Pull out each line of the data that includes the word "blood".

**********

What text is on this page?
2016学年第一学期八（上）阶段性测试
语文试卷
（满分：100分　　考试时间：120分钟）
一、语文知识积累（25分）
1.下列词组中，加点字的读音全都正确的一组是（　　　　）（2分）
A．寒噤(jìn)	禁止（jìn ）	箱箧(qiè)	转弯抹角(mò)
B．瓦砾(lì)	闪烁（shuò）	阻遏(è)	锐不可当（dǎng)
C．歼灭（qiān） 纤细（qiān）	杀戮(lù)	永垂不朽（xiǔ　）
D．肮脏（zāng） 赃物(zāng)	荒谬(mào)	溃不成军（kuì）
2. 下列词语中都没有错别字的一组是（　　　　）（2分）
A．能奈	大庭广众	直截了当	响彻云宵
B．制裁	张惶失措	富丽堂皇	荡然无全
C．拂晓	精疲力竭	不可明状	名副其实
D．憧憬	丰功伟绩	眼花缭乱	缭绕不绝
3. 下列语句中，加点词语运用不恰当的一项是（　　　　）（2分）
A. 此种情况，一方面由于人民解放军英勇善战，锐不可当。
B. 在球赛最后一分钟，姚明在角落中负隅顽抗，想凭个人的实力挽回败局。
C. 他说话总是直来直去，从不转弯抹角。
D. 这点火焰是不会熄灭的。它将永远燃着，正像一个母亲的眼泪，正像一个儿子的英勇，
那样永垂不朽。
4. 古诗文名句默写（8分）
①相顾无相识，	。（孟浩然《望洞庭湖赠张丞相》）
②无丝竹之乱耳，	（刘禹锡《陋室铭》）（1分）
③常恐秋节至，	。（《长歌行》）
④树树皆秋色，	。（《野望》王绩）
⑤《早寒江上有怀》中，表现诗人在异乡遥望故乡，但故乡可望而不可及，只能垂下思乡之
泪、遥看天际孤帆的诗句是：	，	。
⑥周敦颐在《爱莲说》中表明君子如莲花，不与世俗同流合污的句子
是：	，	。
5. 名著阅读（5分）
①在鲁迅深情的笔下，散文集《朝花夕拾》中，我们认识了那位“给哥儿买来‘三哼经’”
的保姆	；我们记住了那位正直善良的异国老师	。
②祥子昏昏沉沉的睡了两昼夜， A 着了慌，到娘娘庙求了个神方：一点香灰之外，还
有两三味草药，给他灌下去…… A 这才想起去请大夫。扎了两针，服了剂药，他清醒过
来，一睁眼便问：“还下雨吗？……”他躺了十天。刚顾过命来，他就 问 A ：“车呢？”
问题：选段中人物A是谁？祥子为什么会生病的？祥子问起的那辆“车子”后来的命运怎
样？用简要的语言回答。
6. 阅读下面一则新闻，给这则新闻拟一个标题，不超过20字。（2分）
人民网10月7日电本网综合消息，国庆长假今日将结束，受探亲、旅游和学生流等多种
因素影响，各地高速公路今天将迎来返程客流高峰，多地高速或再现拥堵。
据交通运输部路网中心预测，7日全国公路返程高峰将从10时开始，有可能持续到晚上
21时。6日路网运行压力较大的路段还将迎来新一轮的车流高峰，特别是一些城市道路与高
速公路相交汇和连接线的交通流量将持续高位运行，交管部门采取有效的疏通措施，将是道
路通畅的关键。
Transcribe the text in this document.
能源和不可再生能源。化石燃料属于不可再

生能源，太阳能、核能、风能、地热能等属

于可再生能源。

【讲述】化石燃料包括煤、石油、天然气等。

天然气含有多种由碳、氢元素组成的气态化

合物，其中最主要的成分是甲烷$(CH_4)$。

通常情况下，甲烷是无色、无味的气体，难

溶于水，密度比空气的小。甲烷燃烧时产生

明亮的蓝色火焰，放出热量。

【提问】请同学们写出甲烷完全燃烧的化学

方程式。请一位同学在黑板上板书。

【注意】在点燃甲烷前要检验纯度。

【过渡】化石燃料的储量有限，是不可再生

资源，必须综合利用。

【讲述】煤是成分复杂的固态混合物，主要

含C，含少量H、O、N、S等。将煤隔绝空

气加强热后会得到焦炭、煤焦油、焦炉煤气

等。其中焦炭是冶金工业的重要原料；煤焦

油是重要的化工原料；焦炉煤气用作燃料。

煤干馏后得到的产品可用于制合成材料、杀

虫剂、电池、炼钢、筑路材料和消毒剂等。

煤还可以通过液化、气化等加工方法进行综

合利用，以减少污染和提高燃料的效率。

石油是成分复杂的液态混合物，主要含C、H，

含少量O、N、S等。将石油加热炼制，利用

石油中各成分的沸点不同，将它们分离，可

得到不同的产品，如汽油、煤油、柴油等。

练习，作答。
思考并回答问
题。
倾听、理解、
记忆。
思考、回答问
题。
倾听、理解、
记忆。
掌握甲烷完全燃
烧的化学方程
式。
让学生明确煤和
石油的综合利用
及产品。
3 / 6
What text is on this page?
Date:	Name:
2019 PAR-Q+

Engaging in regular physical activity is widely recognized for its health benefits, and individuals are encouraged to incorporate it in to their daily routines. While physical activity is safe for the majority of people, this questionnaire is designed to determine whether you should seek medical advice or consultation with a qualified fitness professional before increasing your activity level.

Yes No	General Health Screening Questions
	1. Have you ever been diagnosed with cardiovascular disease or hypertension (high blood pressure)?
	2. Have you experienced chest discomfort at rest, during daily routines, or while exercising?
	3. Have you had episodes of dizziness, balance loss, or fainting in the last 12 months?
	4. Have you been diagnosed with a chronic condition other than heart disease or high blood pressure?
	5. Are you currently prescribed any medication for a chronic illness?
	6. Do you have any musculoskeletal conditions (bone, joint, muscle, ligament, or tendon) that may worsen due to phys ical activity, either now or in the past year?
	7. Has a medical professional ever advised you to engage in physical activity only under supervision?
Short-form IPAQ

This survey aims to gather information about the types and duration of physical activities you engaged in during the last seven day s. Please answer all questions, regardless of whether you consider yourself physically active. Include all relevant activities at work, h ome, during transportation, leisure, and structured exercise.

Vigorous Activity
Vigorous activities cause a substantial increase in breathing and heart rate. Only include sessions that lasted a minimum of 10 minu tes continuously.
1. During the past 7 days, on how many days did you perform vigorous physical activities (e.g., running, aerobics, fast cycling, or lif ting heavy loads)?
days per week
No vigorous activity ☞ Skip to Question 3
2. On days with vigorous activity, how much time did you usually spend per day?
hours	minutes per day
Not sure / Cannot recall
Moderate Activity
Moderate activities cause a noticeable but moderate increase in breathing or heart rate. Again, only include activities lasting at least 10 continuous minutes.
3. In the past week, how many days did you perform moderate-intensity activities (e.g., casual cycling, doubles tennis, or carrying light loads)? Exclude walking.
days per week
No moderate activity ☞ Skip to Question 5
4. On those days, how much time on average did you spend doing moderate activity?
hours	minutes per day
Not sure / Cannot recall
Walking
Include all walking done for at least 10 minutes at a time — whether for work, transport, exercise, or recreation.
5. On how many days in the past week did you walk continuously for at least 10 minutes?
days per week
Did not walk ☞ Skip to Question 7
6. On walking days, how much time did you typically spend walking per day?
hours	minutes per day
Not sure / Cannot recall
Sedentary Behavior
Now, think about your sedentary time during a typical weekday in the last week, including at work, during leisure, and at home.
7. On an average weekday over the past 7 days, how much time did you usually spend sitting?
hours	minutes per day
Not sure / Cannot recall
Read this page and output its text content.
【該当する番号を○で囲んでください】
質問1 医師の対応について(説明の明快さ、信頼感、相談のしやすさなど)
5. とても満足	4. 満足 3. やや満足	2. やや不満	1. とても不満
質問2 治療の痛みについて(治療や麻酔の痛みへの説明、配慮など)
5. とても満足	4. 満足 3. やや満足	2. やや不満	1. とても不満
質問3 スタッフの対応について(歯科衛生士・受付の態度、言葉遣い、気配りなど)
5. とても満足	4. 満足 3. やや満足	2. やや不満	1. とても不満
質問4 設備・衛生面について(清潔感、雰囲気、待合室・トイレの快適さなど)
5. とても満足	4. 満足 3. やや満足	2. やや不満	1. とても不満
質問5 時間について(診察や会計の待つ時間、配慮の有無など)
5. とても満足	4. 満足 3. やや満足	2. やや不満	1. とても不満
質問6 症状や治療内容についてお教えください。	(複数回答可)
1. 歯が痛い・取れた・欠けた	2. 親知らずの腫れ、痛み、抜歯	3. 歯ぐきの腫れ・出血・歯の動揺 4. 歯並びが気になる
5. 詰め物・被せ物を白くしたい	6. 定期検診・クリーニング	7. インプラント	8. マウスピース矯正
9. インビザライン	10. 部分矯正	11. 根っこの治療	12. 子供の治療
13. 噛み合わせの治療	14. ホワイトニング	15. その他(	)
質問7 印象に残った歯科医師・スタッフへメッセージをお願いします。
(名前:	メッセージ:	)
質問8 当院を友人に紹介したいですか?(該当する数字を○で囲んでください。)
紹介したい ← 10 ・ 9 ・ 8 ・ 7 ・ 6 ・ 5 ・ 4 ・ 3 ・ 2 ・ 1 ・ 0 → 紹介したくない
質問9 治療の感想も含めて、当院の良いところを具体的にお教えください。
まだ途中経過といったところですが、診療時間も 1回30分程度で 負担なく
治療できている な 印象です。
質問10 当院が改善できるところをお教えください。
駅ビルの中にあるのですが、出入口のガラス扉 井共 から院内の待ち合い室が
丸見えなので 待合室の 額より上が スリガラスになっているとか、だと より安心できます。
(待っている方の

**********

## Expected output
	1. Have you ever been diagnosed with cardiovascular disease or hypertension (high blood pressure)?
	4. Have you been diagnosed with a chronic condition other than heart disease or high blood pressure?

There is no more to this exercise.